Determine the count of lines holding "Short" and give that count alone.

==== Records for this exercise ====

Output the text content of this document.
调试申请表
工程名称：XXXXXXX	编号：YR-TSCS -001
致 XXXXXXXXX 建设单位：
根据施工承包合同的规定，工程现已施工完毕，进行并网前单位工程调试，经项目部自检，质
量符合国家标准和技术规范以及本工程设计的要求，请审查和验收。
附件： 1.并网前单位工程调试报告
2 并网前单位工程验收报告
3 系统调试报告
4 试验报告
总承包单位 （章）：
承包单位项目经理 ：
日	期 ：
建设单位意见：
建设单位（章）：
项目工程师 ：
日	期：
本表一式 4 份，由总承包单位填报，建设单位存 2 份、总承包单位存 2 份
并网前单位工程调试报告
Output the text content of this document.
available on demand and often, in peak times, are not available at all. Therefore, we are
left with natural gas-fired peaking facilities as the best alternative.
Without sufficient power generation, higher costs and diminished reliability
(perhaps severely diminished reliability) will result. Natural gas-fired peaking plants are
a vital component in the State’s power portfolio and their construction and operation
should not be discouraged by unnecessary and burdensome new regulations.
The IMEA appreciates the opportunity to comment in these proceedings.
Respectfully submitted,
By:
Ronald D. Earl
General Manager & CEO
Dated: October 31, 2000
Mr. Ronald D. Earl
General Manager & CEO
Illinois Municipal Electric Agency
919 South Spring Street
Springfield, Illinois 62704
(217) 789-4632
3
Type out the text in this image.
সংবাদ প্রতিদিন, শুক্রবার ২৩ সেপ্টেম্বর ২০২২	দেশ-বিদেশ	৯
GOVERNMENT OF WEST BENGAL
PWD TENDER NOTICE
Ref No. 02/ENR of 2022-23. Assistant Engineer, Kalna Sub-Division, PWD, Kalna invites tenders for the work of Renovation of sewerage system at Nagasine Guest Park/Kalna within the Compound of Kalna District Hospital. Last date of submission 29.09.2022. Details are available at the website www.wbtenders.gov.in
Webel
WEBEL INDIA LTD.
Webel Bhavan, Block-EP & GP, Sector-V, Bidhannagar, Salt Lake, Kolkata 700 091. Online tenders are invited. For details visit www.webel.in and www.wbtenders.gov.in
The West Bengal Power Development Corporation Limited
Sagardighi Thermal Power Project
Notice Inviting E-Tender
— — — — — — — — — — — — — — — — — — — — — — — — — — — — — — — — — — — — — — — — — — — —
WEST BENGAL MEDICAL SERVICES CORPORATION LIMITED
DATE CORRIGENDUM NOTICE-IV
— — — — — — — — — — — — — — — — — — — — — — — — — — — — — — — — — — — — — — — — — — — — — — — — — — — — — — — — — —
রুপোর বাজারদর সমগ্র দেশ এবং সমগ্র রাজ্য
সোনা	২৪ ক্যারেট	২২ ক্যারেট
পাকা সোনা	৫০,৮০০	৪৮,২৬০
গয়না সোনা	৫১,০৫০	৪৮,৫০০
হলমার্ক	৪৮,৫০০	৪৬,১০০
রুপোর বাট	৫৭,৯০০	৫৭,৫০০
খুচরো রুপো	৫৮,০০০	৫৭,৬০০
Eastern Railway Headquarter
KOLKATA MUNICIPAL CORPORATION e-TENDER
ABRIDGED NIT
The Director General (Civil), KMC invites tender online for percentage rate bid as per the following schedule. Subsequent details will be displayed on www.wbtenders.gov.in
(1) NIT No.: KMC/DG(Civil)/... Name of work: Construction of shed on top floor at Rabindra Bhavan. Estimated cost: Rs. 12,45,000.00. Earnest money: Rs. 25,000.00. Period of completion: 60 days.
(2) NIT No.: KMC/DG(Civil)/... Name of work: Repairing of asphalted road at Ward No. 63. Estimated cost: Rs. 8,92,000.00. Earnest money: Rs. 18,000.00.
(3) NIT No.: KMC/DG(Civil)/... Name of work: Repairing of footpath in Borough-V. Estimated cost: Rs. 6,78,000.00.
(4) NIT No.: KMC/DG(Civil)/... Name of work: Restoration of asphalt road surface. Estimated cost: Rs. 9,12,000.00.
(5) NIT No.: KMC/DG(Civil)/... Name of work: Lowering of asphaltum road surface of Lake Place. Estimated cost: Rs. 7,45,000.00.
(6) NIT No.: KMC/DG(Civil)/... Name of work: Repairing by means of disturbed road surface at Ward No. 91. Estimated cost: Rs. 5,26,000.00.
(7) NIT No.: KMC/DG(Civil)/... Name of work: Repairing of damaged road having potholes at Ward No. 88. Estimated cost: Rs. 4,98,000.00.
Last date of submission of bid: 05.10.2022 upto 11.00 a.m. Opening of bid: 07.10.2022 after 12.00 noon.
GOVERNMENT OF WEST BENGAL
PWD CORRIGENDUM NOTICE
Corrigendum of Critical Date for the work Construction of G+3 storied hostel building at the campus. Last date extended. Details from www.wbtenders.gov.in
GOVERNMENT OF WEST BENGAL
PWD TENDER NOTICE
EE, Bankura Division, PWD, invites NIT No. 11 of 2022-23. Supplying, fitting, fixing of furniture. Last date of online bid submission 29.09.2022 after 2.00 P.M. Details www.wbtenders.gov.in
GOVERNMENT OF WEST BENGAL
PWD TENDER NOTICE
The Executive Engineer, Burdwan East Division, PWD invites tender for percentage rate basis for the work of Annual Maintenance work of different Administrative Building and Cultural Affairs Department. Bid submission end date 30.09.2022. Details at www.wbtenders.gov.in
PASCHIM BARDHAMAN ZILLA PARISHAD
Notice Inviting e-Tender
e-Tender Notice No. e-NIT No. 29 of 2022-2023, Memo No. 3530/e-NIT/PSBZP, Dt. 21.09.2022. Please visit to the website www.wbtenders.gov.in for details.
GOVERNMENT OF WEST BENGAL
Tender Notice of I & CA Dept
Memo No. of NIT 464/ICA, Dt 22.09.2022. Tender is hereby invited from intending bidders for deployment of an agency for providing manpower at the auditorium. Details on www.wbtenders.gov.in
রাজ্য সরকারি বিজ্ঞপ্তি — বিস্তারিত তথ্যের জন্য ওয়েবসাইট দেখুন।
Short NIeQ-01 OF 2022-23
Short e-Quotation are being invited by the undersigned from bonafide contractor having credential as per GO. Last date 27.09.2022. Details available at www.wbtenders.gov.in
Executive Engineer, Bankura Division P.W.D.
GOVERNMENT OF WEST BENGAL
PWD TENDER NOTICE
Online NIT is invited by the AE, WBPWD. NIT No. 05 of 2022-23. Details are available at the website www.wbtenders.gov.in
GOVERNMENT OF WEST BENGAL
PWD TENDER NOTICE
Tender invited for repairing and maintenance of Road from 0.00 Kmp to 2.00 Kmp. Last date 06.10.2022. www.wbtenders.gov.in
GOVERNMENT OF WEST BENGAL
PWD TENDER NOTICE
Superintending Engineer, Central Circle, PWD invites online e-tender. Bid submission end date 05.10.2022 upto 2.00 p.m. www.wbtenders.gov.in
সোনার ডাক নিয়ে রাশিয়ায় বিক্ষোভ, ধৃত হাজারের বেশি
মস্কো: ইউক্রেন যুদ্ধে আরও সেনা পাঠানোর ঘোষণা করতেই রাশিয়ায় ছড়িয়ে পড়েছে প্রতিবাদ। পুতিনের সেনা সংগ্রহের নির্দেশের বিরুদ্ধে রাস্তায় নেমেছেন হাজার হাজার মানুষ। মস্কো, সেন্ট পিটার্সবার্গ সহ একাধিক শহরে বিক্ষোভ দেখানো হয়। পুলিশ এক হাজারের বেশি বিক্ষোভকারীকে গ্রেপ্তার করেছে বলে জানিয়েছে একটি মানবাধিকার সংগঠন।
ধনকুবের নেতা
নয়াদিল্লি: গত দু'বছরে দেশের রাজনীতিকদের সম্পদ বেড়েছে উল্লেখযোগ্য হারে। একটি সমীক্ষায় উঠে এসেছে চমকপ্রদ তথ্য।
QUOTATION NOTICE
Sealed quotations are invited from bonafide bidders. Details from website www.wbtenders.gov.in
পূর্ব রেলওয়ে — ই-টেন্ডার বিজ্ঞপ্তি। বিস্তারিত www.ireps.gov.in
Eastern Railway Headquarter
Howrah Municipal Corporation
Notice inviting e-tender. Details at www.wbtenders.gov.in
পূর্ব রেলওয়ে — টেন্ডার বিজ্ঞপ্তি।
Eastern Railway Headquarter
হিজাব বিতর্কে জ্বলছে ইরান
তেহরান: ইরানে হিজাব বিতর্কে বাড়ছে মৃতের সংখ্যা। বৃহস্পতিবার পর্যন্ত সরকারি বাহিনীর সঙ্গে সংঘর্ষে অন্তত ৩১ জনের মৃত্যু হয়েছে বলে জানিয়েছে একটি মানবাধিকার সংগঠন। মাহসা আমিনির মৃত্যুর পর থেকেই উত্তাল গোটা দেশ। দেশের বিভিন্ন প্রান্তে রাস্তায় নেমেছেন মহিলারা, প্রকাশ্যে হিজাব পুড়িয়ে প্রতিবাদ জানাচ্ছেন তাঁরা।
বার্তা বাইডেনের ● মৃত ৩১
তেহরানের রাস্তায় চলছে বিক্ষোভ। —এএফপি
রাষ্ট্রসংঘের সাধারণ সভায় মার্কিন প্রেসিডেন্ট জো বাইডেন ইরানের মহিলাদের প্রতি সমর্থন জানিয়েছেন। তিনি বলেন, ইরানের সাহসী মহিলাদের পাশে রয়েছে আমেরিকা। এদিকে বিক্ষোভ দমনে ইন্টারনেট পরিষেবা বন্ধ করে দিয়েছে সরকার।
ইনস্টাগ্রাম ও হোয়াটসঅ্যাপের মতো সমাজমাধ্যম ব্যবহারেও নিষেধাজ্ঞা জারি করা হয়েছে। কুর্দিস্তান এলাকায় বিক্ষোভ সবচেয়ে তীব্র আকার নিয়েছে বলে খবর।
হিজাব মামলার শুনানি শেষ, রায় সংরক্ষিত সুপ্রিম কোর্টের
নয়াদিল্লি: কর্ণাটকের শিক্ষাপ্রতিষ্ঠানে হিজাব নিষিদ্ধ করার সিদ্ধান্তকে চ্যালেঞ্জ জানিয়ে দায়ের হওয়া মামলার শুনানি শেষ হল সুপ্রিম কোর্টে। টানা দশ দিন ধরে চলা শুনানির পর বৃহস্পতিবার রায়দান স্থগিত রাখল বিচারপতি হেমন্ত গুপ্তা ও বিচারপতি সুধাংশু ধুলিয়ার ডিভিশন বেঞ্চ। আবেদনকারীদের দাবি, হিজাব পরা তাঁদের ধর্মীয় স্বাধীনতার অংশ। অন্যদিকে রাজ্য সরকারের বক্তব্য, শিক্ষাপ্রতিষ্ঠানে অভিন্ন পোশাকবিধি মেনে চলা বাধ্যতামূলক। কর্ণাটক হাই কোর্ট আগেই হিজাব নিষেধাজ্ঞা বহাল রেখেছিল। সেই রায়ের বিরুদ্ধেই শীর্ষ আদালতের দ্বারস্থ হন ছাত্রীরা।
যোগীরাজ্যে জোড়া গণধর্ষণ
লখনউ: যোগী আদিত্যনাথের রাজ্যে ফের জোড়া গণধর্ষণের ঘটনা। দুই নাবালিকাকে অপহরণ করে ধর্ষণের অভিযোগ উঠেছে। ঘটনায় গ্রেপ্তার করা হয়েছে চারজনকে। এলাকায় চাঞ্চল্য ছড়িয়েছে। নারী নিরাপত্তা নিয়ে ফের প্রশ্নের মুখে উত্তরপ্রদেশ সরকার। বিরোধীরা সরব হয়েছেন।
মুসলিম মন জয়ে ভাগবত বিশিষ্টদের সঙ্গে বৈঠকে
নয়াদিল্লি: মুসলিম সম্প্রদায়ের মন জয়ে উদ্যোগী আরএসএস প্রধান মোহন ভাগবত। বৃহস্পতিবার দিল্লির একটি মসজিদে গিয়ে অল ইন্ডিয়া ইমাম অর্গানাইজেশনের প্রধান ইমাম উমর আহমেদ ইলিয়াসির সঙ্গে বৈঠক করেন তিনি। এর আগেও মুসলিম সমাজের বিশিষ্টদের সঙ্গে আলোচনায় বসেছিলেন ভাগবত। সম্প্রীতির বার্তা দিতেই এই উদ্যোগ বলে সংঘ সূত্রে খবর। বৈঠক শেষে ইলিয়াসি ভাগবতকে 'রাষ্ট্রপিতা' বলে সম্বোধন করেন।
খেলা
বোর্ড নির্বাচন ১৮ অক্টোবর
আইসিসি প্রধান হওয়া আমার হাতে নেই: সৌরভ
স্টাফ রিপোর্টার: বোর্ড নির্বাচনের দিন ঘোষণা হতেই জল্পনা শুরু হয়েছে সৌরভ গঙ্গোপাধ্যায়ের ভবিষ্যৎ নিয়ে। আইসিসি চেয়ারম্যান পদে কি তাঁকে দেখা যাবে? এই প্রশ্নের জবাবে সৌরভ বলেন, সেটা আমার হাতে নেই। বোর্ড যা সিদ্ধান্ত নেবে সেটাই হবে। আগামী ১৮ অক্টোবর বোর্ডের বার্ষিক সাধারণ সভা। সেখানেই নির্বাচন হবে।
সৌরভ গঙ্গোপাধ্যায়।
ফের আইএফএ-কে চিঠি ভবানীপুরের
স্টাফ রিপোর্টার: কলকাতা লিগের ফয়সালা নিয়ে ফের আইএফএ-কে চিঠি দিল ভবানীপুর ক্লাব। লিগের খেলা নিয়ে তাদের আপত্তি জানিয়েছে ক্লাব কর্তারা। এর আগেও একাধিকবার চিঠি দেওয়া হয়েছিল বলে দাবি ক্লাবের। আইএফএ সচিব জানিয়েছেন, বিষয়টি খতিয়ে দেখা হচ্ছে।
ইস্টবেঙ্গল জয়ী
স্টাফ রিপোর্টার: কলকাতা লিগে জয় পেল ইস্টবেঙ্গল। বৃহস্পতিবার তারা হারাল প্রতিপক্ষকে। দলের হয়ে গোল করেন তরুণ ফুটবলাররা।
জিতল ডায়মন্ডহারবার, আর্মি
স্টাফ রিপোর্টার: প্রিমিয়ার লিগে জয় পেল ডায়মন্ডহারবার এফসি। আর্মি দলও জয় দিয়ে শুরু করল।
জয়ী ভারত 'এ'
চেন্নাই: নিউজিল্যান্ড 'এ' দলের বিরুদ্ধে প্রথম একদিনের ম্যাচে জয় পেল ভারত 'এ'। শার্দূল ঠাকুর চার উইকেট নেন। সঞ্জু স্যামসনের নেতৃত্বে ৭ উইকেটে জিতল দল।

====

• Solution below: 2